* YOUR INSTRUCTIONS *
Gather every line from the entries below that includes "rchild".

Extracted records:

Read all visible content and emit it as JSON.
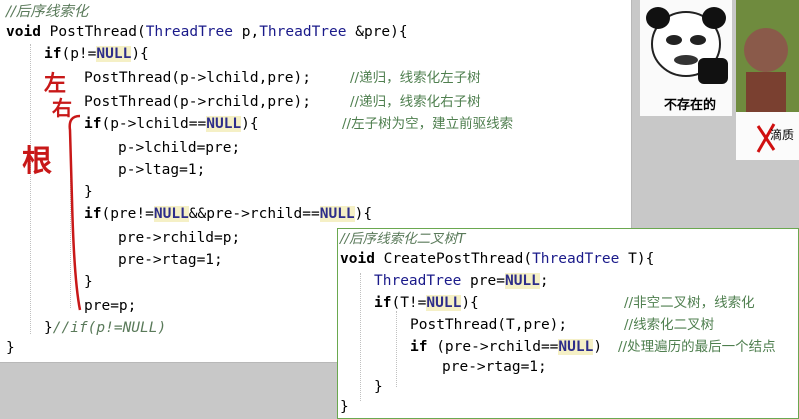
{
  "main": {
    "comment_title": "//后序线索化",
    "sig": {
      "kw": "void",
      "fn": " PostThread(",
      "t1": "ThreadTree",
      "p1": " p,",
      "t2": "ThreadTree",
      "p2": " &pre){"
    },
    "if1": {
      "kw": "if",
      "a": "(p!=",
      "null": "NULL",
      "b": "){"
    },
    "call1": {
      "code": "PostThread(p->lchild,pre);",
      "cmt": "//递归，线索化左子树"
    },
    "call2": {
      "code": "PostThread(p->rchild,pre);",
      "cmt": "//递归，线索化右子树"
    },
    "if2": {
      "kw": "if",
      "a": "(p->lchild==",
      "null": "NULL",
      "b": "){",
      "cmt": "//左子树为空，建立前驱线索"
    },
    "s1": "p->lchild=pre;",
    "s2": "p->ltag=1;",
    "close1": "}",
    "if3": {
      "kw": "if",
      "a": "(pre!=",
      "null1": "NULL",
      "b": "&&pre->rchild==",
      "null2": "NULL",
      "c": "){"
    },
    "s3": "pre->rchild=p;",
    "s4": "pre->rtag=1;",
    "close2": "}",
    "s5": "pre=p;",
    "close3": "}",
    "close3_cmt": "//if(p!=NULL)",
    "close4": "}"
  },
  "second": {
    "comment_title": "//后序线索化二叉树T",
    "sig": {
      "kw": "void",
      "fn": " CreatePostThread(",
      "t1": "ThreadTree",
      "p1": " T){"
    },
    "decl": {
      "t": "ThreadTree",
      "a": " pre=",
      "null": "NULL",
      "b": ";"
    },
    "if1": {
      "kw": "if",
      "a": "(T!=",
      "null": "NULL",
      "b": "){",
      "cmt": "//非空二叉树，线索化"
    },
    "call": {
      "code": "PostThread(T,pre);",
      "cmt": "//线索化二叉树"
    },
    "if2": {
      "kw": "if",
      "a": " (pre->rchild==",
      "null": "NULL",
      "b": ")",
      "cmt": "//处理遍历的最后一个结点"
    },
    "s1": "pre->rtag=1;",
    "close1": "}",
    "close2": "}"
  },
  "annotations": {
    "left": "左",
    "right": "右",
    "root": "根"
  },
  "memes": {
    "caption1": "不存在的",
    "caption2": "滴质"
  },
  "colors": {
    "keyword_highlight": "#f5f0c6",
    "comment": "#4f7f4f",
    "annotation": "#c81818",
    "panel_border": "#6aa84f"
  }
}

* THE RESPONSE *
      "code": "PostThread(p->rchild,pre);",
      "b": "&&pre->rchild==",
    "s3": "pre->rchild=p;",
      "a": " (pre->rchild==",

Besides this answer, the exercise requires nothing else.